◆ **Provided records**

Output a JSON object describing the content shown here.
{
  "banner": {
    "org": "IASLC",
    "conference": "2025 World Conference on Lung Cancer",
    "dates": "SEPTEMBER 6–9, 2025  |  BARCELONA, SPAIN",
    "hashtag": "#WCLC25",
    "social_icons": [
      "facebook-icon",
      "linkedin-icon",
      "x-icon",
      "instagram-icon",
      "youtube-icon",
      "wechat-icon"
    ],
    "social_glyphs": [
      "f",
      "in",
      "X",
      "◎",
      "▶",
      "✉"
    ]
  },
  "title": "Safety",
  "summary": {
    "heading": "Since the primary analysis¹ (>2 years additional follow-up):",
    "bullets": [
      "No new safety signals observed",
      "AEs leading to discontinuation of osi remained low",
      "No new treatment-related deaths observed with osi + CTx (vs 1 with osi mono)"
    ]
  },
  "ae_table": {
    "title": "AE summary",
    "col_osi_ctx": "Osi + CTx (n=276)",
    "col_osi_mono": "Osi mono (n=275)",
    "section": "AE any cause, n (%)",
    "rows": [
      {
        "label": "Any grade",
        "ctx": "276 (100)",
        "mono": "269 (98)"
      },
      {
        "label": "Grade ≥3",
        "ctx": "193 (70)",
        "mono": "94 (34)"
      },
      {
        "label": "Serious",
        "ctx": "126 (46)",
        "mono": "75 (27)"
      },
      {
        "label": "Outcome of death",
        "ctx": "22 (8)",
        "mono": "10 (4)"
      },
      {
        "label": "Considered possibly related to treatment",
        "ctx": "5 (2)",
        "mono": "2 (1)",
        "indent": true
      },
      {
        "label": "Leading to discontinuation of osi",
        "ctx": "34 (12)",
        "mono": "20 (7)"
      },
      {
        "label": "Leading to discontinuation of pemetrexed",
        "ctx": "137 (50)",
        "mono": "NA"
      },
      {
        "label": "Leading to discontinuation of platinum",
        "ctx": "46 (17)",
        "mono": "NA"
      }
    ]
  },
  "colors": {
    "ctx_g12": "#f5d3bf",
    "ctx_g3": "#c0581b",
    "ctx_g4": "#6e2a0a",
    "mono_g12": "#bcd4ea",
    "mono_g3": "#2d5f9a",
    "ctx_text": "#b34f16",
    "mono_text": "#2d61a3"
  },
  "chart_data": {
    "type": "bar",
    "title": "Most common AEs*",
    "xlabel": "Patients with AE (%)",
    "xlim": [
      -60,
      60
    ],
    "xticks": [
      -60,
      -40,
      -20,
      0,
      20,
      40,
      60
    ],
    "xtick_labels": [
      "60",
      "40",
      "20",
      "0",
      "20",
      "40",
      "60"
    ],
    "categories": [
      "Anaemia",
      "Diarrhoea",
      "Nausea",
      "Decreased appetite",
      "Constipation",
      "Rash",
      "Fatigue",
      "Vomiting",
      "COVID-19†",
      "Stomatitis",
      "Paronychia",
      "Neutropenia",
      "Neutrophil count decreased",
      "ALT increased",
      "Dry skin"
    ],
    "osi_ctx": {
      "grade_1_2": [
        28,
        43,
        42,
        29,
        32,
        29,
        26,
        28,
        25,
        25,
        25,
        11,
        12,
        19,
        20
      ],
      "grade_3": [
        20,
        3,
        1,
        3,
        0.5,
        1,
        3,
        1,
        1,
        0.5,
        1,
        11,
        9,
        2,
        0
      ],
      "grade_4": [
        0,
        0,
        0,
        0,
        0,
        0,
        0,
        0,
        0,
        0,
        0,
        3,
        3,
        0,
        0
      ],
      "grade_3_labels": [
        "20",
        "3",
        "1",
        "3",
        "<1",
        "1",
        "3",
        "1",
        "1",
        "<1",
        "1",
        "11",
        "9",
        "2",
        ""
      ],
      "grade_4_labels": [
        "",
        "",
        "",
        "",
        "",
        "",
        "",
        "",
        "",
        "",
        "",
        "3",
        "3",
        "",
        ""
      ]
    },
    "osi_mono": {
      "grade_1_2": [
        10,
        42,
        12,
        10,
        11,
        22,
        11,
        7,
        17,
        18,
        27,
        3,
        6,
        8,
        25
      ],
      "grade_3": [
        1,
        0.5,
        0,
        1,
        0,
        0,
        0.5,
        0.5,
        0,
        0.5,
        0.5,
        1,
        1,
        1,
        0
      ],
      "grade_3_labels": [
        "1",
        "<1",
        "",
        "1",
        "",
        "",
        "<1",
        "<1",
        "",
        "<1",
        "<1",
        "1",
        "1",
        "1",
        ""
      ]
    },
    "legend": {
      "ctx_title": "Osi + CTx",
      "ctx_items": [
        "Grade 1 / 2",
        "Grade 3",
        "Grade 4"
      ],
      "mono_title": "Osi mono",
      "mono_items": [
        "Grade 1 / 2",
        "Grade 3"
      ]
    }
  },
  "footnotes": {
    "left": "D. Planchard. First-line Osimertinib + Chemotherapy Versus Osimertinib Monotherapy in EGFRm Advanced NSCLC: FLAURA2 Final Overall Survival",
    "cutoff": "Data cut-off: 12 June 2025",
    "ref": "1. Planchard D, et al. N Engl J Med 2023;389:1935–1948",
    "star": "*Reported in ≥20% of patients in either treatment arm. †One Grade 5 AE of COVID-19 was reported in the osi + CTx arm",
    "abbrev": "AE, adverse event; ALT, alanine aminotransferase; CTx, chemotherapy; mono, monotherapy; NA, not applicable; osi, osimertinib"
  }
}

◆ **Activity**
Exactly as they appear, restate all of the entries.

◆ **Answer for the task**
Output a JSON object describing the content shown here.
{
  "banner": {
    "org": "IASLC",
    "conference": "2025 World Conference on Lung Cancer",
    "dates": "SEPTEMBER 6–9, 2025  |  BARCELONA, SPAIN",
    "hashtag": "#WCLC25",
    "social_icons": [
      "facebook-icon",
      "linkedin-icon",
      "x-icon",
      "instagram-icon",
      "youtube-icon",
      "wechat-icon"
    ],
    "social_glyphs": [
      "f",
      "in",
      "X",
      "◎",
      "▶",
      "✉"
    ]
  },
  "title": "Safety",
  "summary": {
    "heading": "Since the primary analysis¹ (>2 years additional follow-up):",
    "bullets": [
      "No new safety signals observed",
      "AEs leading to discontinuation of osi remained low",
      "No new treatment-related deaths observed with osi + CTx (vs 1 with osi mono)"
    ]
  },
  "ae_table": {
    "title": "AE summary",
    "col_osi_ctx": "Osi + CTx (n=276)",
    "col_osi_mono": "Osi mono (n=275)",
    "section": "AE any cause, n (%)",
    "rows": [
      {
        "label": "Any grade",
        "ctx": "276 (100)",
        "mono": "269 (98)"
      },
      {
        "label": "Grade ≥3",
        "ctx": "193 (70)",
        "mono": "94 (34)"
      },
      {
        "label": "Serious",
        "ctx": "126 (46)",
        "mono": "75 (27)"
      },
      {
        "label": "Outcome of death",
        "ctx": "22 (8)",
        "mono": "10 (4)"
      },
      {
        "label": "Considered possibly related to treatment",
        "ctx": "5 (2)",
        "mono": "2 (1)",
        "indent": true
      },
      {
        "label": "Leading to discontinuation of osi",
        "ctx": "34 (12)",
        "mono": "20 (7)"
      },
      {
        "label": "Leading to discontinuation of pemetrexed",
        "ctx": "137 (50)",
        "mono": "NA"
      },
      {
        "label": "Leading to discontinuation of platinum",
        "ctx": "46 (17)",
        "mono": "NA"
      }
    ]
  },
  "colors": {
    "ctx_g12": "#f5d3bf",
    "ctx_g3": "#c0581b",
    "ctx_g4": "#6e2a0a",
    "mono_g12": "#bcd4ea",
    "mono_g3": "#2d5f9a",
    "ctx_text": "#b34f16",
    "mono_text": "#2d61a3"
  },
  "chart_data": {
    "type": "bar",
    "title": "Most common AEs*",
    "xlabel": "Patients with AE (%)",
    "xlim": [
      -60,
      60
    ],
    "xticks": [
      -60,
      -40,
      -20,
      0,
      20,
      40,
      60
    ],
    "xtick_labels": [
      "60",
      "40",
      "20",
      "0",
      "20",
      "40",
      "60"
    ],
    "categories": [
      "Anaemia",
      "Diarrhoea",
      "Nausea",
      "Decreased appetite",
      "Constipation",
      "Rash",
      "Fatigue",
      "Vomiting",
      "COVID-19†",
      "Stomatitis",
      "Paronychia",
      "Neutropenia",
      "Neutrophil count decreased",
      "ALT increased",
      "Dry skin"
    ],
    "osi_ctx": {
      "grade_1_2": [
        28,
        43,
        42,
        29,
        32,
        29,
        26,
        28,
        25,
        25,
        25,
        11,
        12,
        19,
        20
      ],
      "grade_3": [
        20,
        3,
        1,
        3,
        0.5,
        1,
        3,
        1,
        1,
        0.5,
        1,
        11,
        9,
        2,
        0
      ],
      "grade_4": [
        0,
        0,
        0,
        0,
        0,
        0,
        0,
        0,
        0,
        0,
        0,
        3,
        3,
        0,
        0
      ],
      "grade_3_labels": [
        "20",
        "3",
        "1",
        "3",
        "<1",
        "1",
        "3",
        "1",
        "1",
        "<1",
        "1",
        "11",
        "9",
        "2",
        ""
      ],
      "grade_4_labels": [
        "",
        "",
        "",
        "",
        "",
        "",
        "",
        "",
        "",
        "",
        "",
        "3",
        "3",
        "",
        ""
      ]
    },
    "osi_mono": {
      "grade_1_2": [
        10,
        42,
        12,
        10,
        11,
        22,
        11,
        7,
        17,
        18,
        27,
        3,
        6,
        8,
        25
      ],
      "grade_3": [
        1,
        0.5,
        0,
        1,
        0,
        0,
        0.5,
        0.5,
        0,
        0.5,
        0.5,
        1,
        1,
        1,
        0
      ],
      "grade_3_labels": [
        "1",
        "<1",
        "",
        "1",
        "",
        "",
        "<1",
        "<1",
        "",
        "<1",
        "<1",
        "1",
        "1",
        "1",
        ""
      ]
    },
    "legend": {
      "ctx_title": "Osi + CTx",
      "ctx_items": [
        "Grade 1 / 2",
        "Grade 3",
        "Grade 4"
      ],
      "mono_title": "Osi mono",
      "mono_items": [
        "Grade 1 / 2",
        "Grade 3"
      ]
    }
  },
  "footnotes": {
    "left": "D. Planchard. First-line Osimertinib + Chemotherapy Versus Osimertinib Monotherapy in EGFRm Advanced NSCLC: FLAURA2 Final Overall Survival",
    "cutoff": "Data cut-off: 12 June 2025",
    "ref": "1. Planchard D, et al. N Engl J Med 2023;389:1935–1948",
    "star": "*Reported in ≥20% of patients in either treatment arm. †One Grade 5 AE of COVID-19 was reported in the osi + CTx arm",
    "abbrev": "AE, adverse event; ALT, alanine aminotransferase; CTx, chemotherapy; mono, monotherapy; NA, not applicable; osi, osimertinib"
  }
}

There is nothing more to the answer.